• **WHAT YOU WILL DO**: Your task is to transcribe all the entries exactly, excluding pictures.

>> BEGIN DATASET CONTENT

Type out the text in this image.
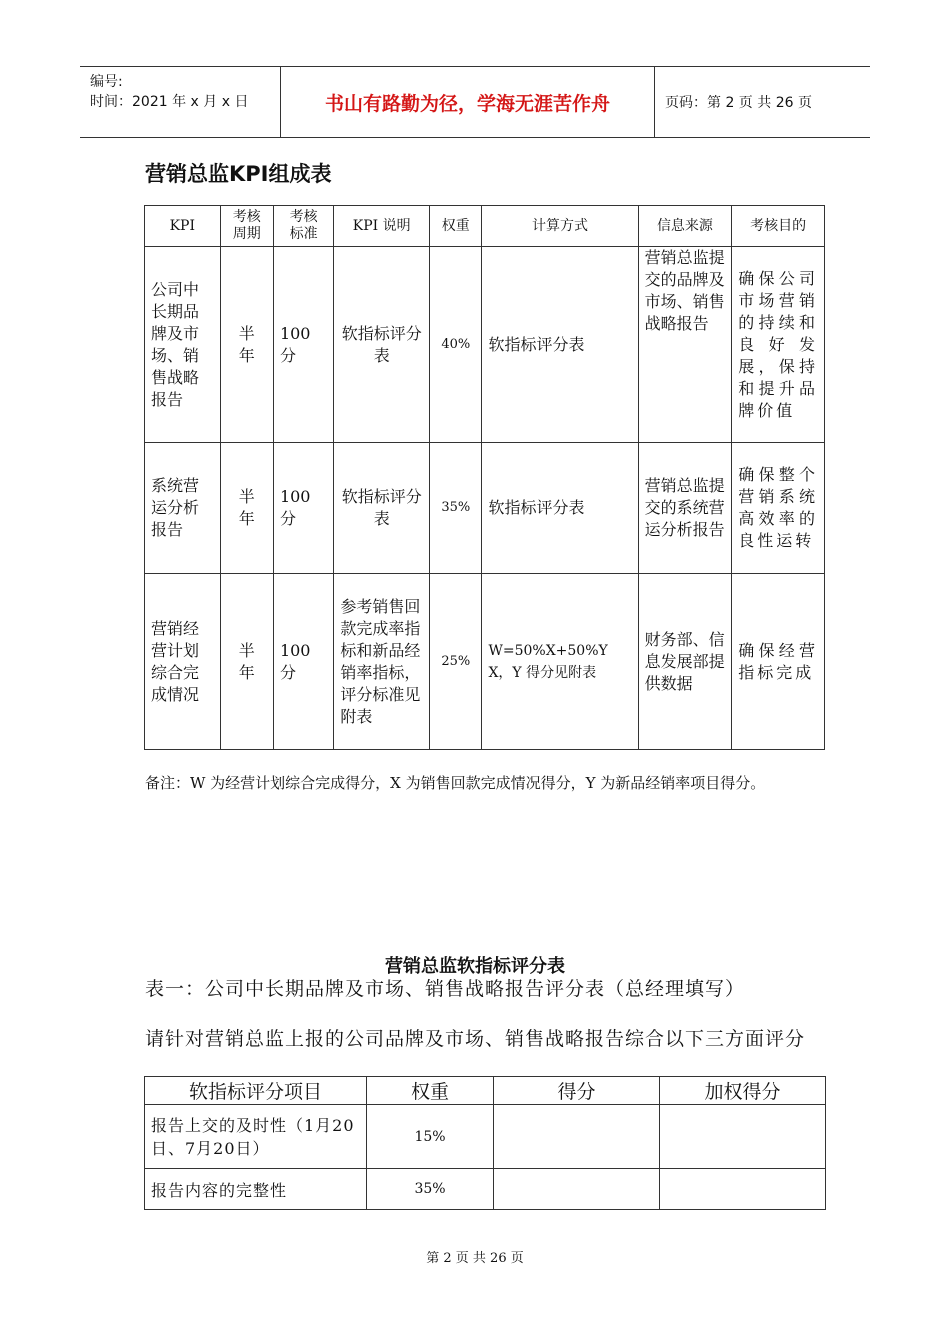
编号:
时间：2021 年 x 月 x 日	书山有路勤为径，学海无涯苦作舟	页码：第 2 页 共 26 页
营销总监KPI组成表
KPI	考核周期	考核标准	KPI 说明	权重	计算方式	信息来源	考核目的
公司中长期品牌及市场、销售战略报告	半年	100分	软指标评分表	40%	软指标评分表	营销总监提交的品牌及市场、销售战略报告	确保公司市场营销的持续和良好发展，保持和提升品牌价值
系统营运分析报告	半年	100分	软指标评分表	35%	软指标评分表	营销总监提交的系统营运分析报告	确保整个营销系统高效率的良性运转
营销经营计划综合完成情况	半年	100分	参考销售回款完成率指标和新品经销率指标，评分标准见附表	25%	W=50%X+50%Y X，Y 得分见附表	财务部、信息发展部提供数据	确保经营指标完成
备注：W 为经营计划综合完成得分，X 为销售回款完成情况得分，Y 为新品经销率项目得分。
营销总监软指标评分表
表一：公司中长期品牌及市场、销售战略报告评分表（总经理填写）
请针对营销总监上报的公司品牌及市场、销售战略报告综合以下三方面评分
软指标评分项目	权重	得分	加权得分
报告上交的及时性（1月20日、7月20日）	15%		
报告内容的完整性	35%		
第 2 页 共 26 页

>> END DATASET CONTENT

• **TASK OUTPUT**:
Type out the text in this image.
编号:
时间：2021 年 x 月 x 日	书山有路勤为径，学海无涯苦作舟	页码：第 2 页 共 26 页
营销总监KPI组成表
KPI	考核周期	考核标准	KPI 说明	权重	计算方式	信息来源	考核目的
公司中长期品牌及市场、销售战略报告	半年	100分	软指标评分表	40%	软指标评分表	营销总监提交的品牌及市场、销售战略报告	确保公司市场营销的持续和良好发展，保持和提升品牌价值
系统营运分析报告	半年	100分	软指标评分表	35%	软指标评分表	营销总监提交的系统营运分析报告	确保整个营销系统高效率的良性运转
营销经营计划综合完成情况	半年	100分	参考销售回款完成率指标和新品经销率指标，评分标准见附表	25%	W=50%X+50%Y X，Y 得分见附表	财务部、信息发展部提供数据	确保经营指标完成
备注：W 为经营计划综合完成得分，X 为销售回款完成情况得分，Y 为新品经销率项目得分。
营销总监软指标评分表
表一：公司中长期品牌及市场、销售战略报告评分表（总经理填写）
请针对营销总监上报的公司品牌及市场、销售战略报告综合以下三方面评分
软指标评分项目	权重	得分	加权得分
报告上交的及时性（1月20日、7月20日）	15%		
报告内容的完整性	35%		
第 2 页 共 26 页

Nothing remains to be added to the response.